* **Prompt**: Repeat exactly each line of the data provided below.

(Collected data entries)
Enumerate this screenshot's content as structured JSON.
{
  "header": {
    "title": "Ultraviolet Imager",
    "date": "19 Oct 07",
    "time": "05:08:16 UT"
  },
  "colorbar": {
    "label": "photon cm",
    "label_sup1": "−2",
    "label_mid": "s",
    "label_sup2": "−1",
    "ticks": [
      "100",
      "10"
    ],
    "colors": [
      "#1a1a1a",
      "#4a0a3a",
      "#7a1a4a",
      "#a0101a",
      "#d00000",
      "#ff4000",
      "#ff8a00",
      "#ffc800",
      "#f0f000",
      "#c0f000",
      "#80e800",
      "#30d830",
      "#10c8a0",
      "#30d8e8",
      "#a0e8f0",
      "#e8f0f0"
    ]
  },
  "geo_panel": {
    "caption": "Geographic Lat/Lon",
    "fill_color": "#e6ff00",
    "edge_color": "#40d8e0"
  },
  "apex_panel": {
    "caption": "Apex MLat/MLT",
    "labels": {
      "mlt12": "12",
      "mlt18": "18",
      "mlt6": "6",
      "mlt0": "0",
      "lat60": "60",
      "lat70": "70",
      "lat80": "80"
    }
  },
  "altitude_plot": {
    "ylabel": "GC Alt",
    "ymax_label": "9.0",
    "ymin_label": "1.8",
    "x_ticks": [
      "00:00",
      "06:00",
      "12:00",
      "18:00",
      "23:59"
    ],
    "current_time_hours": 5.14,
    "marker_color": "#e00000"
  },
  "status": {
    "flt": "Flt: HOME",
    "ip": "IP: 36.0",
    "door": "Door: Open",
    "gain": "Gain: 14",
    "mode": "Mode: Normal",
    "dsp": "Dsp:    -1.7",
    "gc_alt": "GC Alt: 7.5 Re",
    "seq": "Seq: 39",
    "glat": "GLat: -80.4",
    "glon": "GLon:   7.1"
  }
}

* **Answer in full**:
Enumerate this screenshot's content as structured JSON.
{
  "header": {
    "title": "Ultraviolet Imager",
    "date": "19 Oct 07",
    "time": "05:08:16 UT"
  },
  "colorbar": {
    "label": "photon cm",
    "label_sup1": "−2",
    "label_mid": "s",
    "label_sup2": "−1",
    "ticks": [
      "100",
      "10"
    ],
    "colors": [
      "#1a1a1a",
      "#4a0a3a",
      "#7a1a4a",
      "#a0101a",
      "#d00000",
      "#ff4000",
      "#ff8a00",
      "#ffc800",
      "#f0f000",
      "#c0f000",
      "#80e800",
      "#30d830",
      "#10c8a0",
      "#30d8e8",
      "#a0e8f0",
      "#e8f0f0"
    ]
  },
  "geo_panel": {
    "caption": "Geographic Lat/Lon",
    "fill_color": "#e6ff00",
    "edge_color": "#40d8e0"
  },
  "apex_panel": {
    "caption": "Apex MLat/MLT",
    "labels": {
      "mlt12": "12",
      "mlt18": "18",
      "mlt6": "6",
      "mlt0": "0",
      "lat60": "60",
      "lat70": "70",
      "lat80": "80"
    }
  },
  "altitude_plot": {
    "ylabel": "GC Alt",
    "ymax_label": "9.0",
    "ymin_label": "1.8",
    "x_ticks": [
      "00:00",
      "06:00",
      "12:00",
      "18:00",
      "23:59"
    ],
    "current_time_hours": 5.14,
    "marker_color": "#e00000"
  },
  "status": {
    "flt": "Flt: HOME",
    "ip": "IP: 36.0",
    "door": "Door: Open",
    "gain": "Gain: 14",
    "mode": "Mode: Normal",
    "dsp": "Dsp:    -1.7",
    "gc_alt": "GC Alt: 7.5 Re",
    "seq": "Seq: 39",
    "glat": "GLat: -80.4",
    "glon": "GLon:   7.1"
  }
}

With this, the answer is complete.